Data excerpts:
--- BEGIN ---
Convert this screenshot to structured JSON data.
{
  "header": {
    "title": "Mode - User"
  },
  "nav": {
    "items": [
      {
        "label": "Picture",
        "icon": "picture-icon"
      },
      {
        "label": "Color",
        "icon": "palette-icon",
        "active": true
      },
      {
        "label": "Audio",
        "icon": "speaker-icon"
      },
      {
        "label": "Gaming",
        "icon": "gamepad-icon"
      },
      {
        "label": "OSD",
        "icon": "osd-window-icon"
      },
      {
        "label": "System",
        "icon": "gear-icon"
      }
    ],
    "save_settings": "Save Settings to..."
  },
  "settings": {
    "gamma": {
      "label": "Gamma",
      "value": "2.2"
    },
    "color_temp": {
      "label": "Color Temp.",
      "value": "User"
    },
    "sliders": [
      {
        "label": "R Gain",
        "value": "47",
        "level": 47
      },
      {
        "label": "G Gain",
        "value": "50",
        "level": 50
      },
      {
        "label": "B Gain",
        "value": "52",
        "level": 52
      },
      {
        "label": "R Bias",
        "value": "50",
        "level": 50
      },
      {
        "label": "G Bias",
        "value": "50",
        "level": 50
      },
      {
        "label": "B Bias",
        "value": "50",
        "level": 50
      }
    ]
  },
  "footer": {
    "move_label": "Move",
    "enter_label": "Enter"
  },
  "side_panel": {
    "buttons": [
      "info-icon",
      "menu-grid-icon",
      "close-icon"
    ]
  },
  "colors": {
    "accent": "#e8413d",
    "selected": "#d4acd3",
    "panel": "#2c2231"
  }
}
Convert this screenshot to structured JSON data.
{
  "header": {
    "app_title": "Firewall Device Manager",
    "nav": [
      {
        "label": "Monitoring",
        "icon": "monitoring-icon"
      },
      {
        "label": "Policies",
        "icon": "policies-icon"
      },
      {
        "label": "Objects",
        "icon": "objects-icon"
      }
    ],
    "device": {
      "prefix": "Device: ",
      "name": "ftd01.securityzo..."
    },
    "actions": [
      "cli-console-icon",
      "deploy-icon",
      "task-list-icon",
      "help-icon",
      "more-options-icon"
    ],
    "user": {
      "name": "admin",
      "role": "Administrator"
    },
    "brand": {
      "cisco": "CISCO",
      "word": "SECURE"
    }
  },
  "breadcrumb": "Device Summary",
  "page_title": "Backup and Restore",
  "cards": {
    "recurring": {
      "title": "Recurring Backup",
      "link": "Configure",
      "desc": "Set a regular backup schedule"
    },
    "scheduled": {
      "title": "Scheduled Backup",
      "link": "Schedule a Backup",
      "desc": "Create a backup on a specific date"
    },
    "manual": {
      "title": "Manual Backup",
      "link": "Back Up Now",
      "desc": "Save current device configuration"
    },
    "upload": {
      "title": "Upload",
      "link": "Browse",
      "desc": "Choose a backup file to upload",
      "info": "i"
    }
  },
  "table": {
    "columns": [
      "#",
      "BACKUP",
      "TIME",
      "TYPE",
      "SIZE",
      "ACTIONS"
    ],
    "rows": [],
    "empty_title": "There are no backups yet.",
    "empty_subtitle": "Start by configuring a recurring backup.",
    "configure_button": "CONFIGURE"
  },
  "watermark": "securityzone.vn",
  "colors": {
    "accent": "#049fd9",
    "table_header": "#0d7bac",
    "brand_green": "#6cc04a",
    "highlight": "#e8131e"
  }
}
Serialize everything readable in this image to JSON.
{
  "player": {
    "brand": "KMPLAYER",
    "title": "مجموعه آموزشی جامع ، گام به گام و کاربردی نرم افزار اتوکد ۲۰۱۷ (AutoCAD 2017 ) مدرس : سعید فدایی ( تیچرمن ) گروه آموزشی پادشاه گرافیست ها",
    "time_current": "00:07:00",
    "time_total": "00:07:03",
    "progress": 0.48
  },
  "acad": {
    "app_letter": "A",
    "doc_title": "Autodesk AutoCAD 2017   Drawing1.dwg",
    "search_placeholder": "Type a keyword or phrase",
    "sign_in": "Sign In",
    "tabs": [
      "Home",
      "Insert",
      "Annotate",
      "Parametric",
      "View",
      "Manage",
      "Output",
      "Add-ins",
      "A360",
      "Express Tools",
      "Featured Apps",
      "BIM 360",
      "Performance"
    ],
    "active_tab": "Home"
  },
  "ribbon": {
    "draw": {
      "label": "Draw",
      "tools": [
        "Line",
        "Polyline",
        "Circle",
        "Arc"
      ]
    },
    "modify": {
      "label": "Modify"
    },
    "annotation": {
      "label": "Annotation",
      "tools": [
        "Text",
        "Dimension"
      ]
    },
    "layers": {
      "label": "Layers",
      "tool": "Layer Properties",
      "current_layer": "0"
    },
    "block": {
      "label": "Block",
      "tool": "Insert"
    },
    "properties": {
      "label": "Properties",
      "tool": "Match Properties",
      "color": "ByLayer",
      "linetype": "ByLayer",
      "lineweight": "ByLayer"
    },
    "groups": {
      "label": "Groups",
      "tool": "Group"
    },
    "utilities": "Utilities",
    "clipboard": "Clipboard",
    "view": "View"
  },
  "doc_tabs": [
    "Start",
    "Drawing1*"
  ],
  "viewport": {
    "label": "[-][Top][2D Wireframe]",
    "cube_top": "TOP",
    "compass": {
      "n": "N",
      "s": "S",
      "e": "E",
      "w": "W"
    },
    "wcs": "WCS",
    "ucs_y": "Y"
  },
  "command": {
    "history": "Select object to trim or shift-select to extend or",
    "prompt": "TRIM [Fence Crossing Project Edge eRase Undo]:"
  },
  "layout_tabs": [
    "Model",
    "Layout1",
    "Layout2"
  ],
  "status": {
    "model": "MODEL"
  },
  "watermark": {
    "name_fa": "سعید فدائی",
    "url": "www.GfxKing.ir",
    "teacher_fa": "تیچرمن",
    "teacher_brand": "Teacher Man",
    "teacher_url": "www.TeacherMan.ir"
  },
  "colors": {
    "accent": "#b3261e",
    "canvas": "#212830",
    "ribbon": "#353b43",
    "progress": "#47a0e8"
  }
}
--- END ---
WHAT IS NEEDED:
Give the complete listing a second time, exactly as it reads.

EXERCISE RESULT:
Convert this screenshot to structured JSON data.
{
  "header": {
    "title": "Mode - User"
  },
  "nav": {
    "items": [
      {
        "label": "Picture",
        "icon": "picture-icon"
      },
      {
        "label": "Color",
        "icon": "palette-icon",
        "active": true
      },
      {
        "label": "Audio",
        "icon": "speaker-icon"
      },
      {
        "label": "Gaming",
        "icon": "gamepad-icon"
      },
      {
        "label": "OSD",
        "icon": "osd-window-icon"
      },
      {
        "label": "System",
        "icon": "gear-icon"
      }
    ],
    "save_settings": "Save Settings to..."
  },
  "settings": {
    "gamma": {
      "label": "Gamma",
      "value": "2.2"
    },
    "color_temp": {
      "label": "Color Temp.",
      "value": "User"
    },
    "sliders": [
      {
        "label": "R Gain",
        "value": "47",
        "level": 47
      },
      {
        "label": "G Gain",
        "value": "50",
        "level": 50
      },
      {
        "label": "B Gain",
        "value": "52",
        "level": 52
      },
      {
        "label": "R Bias",
        "value": "50",
        "level": 50
      },
      {
        "label": "G Bias",
        "value": "50",
        "level": 50
      },
      {
        "label": "B Bias",
        "value": "50",
        "level": 50
      }
    ]
  },
  "footer": {
    "move_label": "Move",
    "enter_label": "Enter"
  },
  "side_panel": {
    "buttons": [
      "info-icon",
      "menu-grid-icon",
      "close-icon"
    ]
  },
  "colors": {
    "accent": "#e8413d",
    "selected": "#d4acd3",
    "panel": "#2c2231"
  }
}
Convert this screenshot to structured JSON data.
{
  "header": {
    "app_title": "Firewall Device Manager",
    "nav": [
      {
        "label": "Monitoring",
        "icon": "monitoring-icon"
      },
      {
        "label": "Policies",
        "icon": "policies-icon"
      },
      {
        "label": "Objects",
        "icon": "objects-icon"
      }
    ],
    "device": {
      "prefix": "Device: ",
      "name": "ftd01.securityzo..."
    },
    "actions": [
      "cli-console-icon",
      "deploy-icon",
      "task-list-icon",
      "help-icon",
      "more-options-icon"
    ],
    "user": {
      "name": "admin",
      "role": "Administrator"
    },
    "brand": {
      "cisco": "CISCO",
      "word": "SECURE"
    }
  },
  "breadcrumb": "Device Summary",
  "page_title": "Backup and Restore",
  "cards": {
    "recurring": {
      "title": "Recurring Backup",
      "link": "Configure",
      "desc": "Set a regular backup schedule"
    },
    "scheduled": {
      "title": "Scheduled Backup",
      "link": "Schedule a Backup",
      "desc": "Create a backup on a specific date"
    },
    "manual": {
      "title": "Manual Backup",
      "link": "Back Up Now",
      "desc": "Save current device configuration"
    },
    "upload": {
      "title": "Upload",
      "link": "Browse",
      "desc": "Choose a backup file to upload",
      "info": "i"
    }
  },
  "table": {
    "columns": [
      "#",
      "BACKUP",
      "TIME",
      "TYPE",
      "SIZE",
      "ACTIONS"
    ],
    "rows": [],
    "empty_title": "There are no backups yet.",
    "empty_subtitle": "Start by configuring a recurring backup.",
    "configure_button": "CONFIGURE"
  },
  "watermark": "securityzone.vn",
  "colors": {
    "accent": "#049fd9",
    "table_header": "#0d7bac",
    "brand_green": "#6cc04a",
    "highlight": "#e8131e"
  }
}
Serialize everything readable in this image to JSON.
{
  "player": {
    "brand": "KMPLAYER",
    "title": "مجموعه آموزشی جامع ، گام به گام و کاربردی نرم افزار اتوکد ۲۰۱۷ (AutoCAD 2017 ) مدرس : سعید فدایی ( تیچرمن ) گروه آموزشی پادشاه گرافیست ها",
    "time_current": "00:07:00",
    "time_total": "00:07:03",
    "progress": 0.48
  },
  "acad": {
    "app_letter": "A",
    "doc_title": "Autodesk AutoCAD 2017   Drawing1.dwg",
    "search_placeholder": "Type a keyword or phrase",
    "sign_in": "Sign In",
    "tabs": [
      "Home",
      "Insert",
      "Annotate",
      "Parametric",
      "View",
      "Manage",
      "Output",
      "Add-ins",
      "A360",
      "Express Tools",
      "Featured Apps",
      "BIM 360",
      "Performance"
    ],
    "active_tab": "Home"
  },
  "ribbon": {
    "draw": {
      "label": "Draw",
      "tools": [
        "Line",
        "Polyline",
        "Circle",
        "Arc"
      ]
    },
    "modify": {
      "label": "Modify"
    },
    "annotation": {
      "label": "Annotation",
      "tools": [
        "Text",
        "Dimension"
      ]
    },
    "layers": {
      "label": "Layers",
      "tool": "Layer Properties",
      "current_layer": "0"
    },
    "block": {
      "label": "Block",
      "tool": "Insert"
    },
    "properties": {
      "label": "Properties",
      "tool": "Match Properties",
      "color": "ByLayer",
      "linetype": "ByLayer",
      "lineweight": "ByLayer"
    },
    "groups": {
      "label": "Groups",
      "tool": "Group"
    },
    "utilities": "Utilities",
    "clipboard": "Clipboard",
    "view": "View"
  },
  "doc_tabs": [
    "Start",
    "Drawing1*"
  ],
  "viewport": {
    "label": "[-][Top][2D Wireframe]",
    "cube_top": "TOP",
    "compass": {
      "n": "N",
      "s": "S",
      "e": "E",
      "w": "W"
    },
    "wcs": "WCS",
    "ucs_y": "Y"
  },
  "command": {
    "history": "Select object to trim or shift-select to extend or",
    "prompt": "TRIM [Fence Crossing Project Edge eRase Undo]:"
  },
  "layout_tabs": [
    "Model",
    "Layout1",
    "Layout2"
  ],
  "status": {
    "model": "MODEL"
  },
  "watermark": {
    "name_fa": "سعید فدائی",
    "url": "www.GfxKing.ir",
    "teacher_fa": "تیچرمن",
    "teacher_brand": "Teacher Man",
    "teacher_url": "www.TeacherMan.ir"
  },
  "colors": {
    "accent": "#b3261e",
    "canvas": "#212830",
    "ribbon": "#353b43",
    "progress": "#47a0e8"
  }
}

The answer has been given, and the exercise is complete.